* [Data in this exercise]
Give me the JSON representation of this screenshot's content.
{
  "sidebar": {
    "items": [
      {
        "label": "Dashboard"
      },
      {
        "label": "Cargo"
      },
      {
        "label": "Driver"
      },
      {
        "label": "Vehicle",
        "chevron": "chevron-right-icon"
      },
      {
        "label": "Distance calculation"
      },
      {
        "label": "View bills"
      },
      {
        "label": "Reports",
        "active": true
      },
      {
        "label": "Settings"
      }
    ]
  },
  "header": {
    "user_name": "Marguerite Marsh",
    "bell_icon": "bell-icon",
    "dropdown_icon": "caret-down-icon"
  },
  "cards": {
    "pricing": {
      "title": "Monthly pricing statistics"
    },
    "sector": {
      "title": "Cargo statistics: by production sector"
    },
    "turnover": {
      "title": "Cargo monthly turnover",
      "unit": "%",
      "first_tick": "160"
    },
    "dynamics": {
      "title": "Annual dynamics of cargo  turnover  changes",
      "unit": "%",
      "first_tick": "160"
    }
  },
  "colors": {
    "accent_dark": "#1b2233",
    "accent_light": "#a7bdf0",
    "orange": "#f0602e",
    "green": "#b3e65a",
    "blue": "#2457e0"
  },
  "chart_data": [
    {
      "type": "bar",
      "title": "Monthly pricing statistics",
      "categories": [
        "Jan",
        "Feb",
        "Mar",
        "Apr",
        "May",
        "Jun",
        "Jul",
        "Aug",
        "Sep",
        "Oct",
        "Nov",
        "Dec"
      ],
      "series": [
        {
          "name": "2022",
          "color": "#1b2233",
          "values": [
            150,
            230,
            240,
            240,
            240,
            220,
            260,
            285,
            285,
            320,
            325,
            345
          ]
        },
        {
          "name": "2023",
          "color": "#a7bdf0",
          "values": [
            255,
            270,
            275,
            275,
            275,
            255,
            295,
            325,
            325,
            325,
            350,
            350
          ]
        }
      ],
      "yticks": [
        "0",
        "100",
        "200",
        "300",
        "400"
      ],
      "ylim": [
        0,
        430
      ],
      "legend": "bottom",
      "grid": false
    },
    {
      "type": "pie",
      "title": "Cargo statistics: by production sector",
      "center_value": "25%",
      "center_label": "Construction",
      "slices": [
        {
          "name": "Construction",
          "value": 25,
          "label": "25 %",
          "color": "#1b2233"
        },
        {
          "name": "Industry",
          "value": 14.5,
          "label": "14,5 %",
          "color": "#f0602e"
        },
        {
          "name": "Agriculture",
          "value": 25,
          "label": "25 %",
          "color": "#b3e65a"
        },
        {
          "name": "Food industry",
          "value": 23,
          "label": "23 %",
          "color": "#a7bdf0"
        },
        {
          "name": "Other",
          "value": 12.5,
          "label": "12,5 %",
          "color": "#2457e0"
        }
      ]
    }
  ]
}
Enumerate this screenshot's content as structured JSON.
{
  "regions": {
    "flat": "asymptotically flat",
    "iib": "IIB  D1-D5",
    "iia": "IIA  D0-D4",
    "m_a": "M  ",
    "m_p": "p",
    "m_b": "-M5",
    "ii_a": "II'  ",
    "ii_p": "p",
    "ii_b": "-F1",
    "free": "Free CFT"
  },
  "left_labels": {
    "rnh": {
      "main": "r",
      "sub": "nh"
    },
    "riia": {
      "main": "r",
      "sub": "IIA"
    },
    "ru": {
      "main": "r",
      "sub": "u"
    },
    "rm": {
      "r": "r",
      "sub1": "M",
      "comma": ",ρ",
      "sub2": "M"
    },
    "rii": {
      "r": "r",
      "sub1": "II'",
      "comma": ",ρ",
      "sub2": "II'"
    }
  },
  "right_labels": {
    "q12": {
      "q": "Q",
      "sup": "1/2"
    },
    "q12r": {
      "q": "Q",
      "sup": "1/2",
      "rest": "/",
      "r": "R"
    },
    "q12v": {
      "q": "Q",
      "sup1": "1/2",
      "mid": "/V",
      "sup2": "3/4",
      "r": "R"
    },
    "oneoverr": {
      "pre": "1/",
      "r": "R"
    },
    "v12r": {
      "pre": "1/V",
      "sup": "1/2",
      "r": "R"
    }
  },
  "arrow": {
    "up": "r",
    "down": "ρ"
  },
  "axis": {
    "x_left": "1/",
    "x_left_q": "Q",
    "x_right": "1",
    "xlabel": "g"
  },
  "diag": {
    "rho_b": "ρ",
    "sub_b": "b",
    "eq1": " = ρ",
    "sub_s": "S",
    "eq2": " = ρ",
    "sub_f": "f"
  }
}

* [Problem]
Using the material above, print every entry exactly as written.

* [Complete answer]
Give me the JSON representation of this screenshot's content.
{
  "sidebar": {
    "items": [
      {
        "label": "Dashboard"
      },
      {
        "label": "Cargo"
      },
      {
        "label": "Driver"
      },
      {
        "label": "Vehicle",
        "chevron": "chevron-right-icon"
      },
      {
        "label": "Distance calculation"
      },
      {
        "label": "View bills"
      },
      {
        "label": "Reports",
        "active": true
      },
      {
        "label": "Settings"
      }
    ]
  },
  "header": {
    "user_name": "Marguerite Marsh",
    "bell_icon": "bell-icon",
    "dropdown_icon": "caret-down-icon"
  },
  "cards": {
    "pricing": {
      "title": "Monthly pricing statistics"
    },
    "sector": {
      "title": "Cargo statistics: by production sector"
    },
    "turnover": {
      "title": "Cargo monthly turnover",
      "unit": "%",
      "first_tick": "160"
    },
    "dynamics": {
      "title": "Annual dynamics of cargo  turnover  changes",
      "unit": "%",
      "first_tick": "160"
    }
  },
  "colors": {
    "accent_dark": "#1b2233",
    "accent_light": "#a7bdf0",
    "orange": "#f0602e",
    "green": "#b3e65a",
    "blue": "#2457e0"
  },
  "chart_data": [
    {
      "type": "bar",
      "title": "Monthly pricing statistics",
      "categories": [
        "Jan",
        "Feb",
        "Mar",
        "Apr",
        "May",
        "Jun",
        "Jul",
        "Aug",
        "Sep",
        "Oct",
        "Nov",
        "Dec"
      ],
      "series": [
        {
          "name": "2022",
          "color": "#1b2233",
          "values": [
            150,
            230,
            240,
            240,
            240,
            220,
            260,
            285,
            285,
            320,
            325,
            345
          ]
        },
        {
          "name": "2023",
          "color": "#a7bdf0",
          "values": [
            255,
            270,
            275,
            275,
            275,
            255,
            295,
            325,
            325,
            325,
            350,
            350
          ]
        }
      ],
      "yticks": [
        "0",
        "100",
        "200",
        "300",
        "400"
      ],
      "ylim": [
        0,
        430
      ],
      "legend": "bottom",
      "grid": false
    },
    {
      "type": "pie",
      "title": "Cargo statistics: by production sector",
      "center_value": "25%",
      "center_label": "Construction",
      "slices": [
        {
          "name": "Construction",
          "value": 25,
          "label": "25 %",
          "color": "#1b2233"
        },
        {
          "name": "Industry",
          "value": 14.5,
          "label": "14,5 %",
          "color": "#f0602e"
        },
        {
          "name": "Agriculture",
          "value": 25,
          "label": "25 %",
          "color": "#b3e65a"
        },
        {
          "name": "Food industry",
          "value": 23,
          "label": "23 %",
          "color": "#a7bdf0"
        },
        {
          "name": "Other",
          "value": 12.5,
          "label": "12,5 %",
          "color": "#2457e0"
        }
      ]
    }
  ]
}
Enumerate this screenshot's content as structured JSON.
{
  "regions": {
    "flat": "asymptotically flat",
    "iib": "IIB  D1-D5",
    "iia": "IIA  D0-D4",
    "m_a": "M  ",
    "m_p": "p",
    "m_b": "-M5",
    "ii_a": "II'  ",
    "ii_p": "p",
    "ii_b": "-F1",
    "free": "Free CFT"
  },
  "left_labels": {
    "rnh": {
      "main": "r",
      "sub": "nh"
    },
    "riia": {
      "main": "r",
      "sub": "IIA"
    },
    "ru": {
      "main": "r",
      "sub": "u"
    },
    "rm": {
      "r": "r",
      "sub1": "M",
      "comma": ",ρ",
      "sub2": "M"
    },
    "rii": {
      "r": "r",
      "sub1": "II'",
      "comma": ",ρ",
      "sub2": "II'"
    }
  },
  "right_labels": {
    "q12": {
      "q": "Q",
      "sup": "1/2"
    },
    "q12r": {
      "q": "Q",
      "sup": "1/2",
      "rest": "/",
      "r": "R"
    },
    "q12v": {
      "q": "Q",
      "sup1": "1/2",
      "mid": "/V",
      "sup2": "3/4",
      "r": "R"
    },
    "oneoverr": {
      "pre": "1/",
      "r": "R"
    },
    "v12r": {
      "pre": "1/V",
      "sup": "1/2",
      "r": "R"
    }
  },
  "arrow": {
    "up": "r",
    "down": "ρ"
  },
  "axis": {
    "x_left": "1/",
    "x_left_q": "Q",
    "x_right": "1",
    "xlabel": "g"
  },
  "diag": {
    "rho_b": "ρ",
    "sub_b": "b",
    "eq1": " = ρ",
    "sub_s": "S",
    "eq2": " = ρ",
    "sub_f": "f"
  }
}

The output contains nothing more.